_Exercise description:_
Each line of the data that includes the string "After" is to be copied out.

---+---

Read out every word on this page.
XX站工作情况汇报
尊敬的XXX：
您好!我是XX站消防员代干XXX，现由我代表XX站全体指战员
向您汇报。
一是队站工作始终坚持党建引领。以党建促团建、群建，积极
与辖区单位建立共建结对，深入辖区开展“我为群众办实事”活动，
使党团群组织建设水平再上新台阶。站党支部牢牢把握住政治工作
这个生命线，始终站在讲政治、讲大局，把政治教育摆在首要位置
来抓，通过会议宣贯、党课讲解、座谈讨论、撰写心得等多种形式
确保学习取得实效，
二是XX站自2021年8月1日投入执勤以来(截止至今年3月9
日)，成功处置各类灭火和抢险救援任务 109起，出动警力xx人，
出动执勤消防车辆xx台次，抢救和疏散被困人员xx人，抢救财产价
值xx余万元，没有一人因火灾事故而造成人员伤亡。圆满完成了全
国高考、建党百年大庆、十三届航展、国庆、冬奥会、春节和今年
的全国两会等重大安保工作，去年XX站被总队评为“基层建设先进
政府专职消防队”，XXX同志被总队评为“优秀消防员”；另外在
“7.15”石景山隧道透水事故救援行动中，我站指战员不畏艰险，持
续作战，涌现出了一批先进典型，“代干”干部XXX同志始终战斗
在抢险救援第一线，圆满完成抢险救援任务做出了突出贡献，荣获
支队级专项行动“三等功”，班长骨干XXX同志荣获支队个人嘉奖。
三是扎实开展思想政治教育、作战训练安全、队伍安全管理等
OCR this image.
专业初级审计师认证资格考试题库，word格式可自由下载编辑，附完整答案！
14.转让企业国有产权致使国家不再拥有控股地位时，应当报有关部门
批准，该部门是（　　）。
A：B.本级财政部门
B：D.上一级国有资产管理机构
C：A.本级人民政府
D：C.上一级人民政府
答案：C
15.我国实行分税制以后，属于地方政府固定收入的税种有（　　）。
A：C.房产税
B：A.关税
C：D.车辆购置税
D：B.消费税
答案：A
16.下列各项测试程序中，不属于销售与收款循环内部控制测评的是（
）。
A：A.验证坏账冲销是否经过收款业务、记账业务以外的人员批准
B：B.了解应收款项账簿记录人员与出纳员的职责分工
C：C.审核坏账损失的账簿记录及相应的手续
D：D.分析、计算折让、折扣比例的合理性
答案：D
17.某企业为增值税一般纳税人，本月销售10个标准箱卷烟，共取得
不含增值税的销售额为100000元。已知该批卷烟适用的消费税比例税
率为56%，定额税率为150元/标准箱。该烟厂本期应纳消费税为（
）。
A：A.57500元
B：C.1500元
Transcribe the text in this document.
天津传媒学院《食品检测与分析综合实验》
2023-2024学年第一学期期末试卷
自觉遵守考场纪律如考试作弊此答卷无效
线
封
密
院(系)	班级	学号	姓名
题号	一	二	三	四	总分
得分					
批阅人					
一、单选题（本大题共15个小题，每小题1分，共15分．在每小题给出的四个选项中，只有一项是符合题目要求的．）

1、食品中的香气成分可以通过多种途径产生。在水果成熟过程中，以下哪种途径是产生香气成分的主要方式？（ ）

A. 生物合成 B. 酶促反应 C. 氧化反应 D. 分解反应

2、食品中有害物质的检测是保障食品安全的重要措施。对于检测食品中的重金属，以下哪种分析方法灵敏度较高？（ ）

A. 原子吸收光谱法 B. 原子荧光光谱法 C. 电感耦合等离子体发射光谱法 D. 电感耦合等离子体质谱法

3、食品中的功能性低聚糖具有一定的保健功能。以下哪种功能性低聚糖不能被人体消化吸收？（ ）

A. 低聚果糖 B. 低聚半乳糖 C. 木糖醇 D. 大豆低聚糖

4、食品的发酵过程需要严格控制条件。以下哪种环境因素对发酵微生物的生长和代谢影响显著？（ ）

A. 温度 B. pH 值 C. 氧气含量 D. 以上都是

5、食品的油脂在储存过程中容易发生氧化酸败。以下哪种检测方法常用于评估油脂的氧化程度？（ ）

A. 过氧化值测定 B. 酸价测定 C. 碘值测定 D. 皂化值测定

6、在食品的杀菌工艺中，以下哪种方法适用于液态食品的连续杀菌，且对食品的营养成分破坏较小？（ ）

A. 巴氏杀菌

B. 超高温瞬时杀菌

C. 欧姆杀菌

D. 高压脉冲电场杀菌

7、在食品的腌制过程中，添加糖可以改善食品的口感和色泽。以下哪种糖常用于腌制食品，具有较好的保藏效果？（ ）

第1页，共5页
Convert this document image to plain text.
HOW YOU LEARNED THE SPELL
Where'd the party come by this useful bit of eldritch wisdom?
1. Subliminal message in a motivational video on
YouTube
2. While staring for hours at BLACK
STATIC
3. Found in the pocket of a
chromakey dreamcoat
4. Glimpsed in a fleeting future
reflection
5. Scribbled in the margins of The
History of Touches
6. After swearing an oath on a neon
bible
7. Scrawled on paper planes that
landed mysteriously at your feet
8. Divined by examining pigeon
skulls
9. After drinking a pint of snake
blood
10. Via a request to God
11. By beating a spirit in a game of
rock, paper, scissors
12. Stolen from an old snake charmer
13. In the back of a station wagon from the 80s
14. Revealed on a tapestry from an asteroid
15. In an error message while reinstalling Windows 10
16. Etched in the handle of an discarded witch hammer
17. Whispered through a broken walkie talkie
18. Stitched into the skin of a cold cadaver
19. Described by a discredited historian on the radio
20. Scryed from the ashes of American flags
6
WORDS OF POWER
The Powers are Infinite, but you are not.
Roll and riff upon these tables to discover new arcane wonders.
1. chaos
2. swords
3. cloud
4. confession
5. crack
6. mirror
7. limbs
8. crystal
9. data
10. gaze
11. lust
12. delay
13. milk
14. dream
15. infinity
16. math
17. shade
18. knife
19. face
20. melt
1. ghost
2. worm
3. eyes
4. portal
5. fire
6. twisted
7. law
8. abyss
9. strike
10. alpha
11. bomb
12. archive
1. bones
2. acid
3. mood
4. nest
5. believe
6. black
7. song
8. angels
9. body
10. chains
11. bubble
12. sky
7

---+---

_Correct answer:_
6. After swearing an oath on a neon
9. After drinking a pint of snake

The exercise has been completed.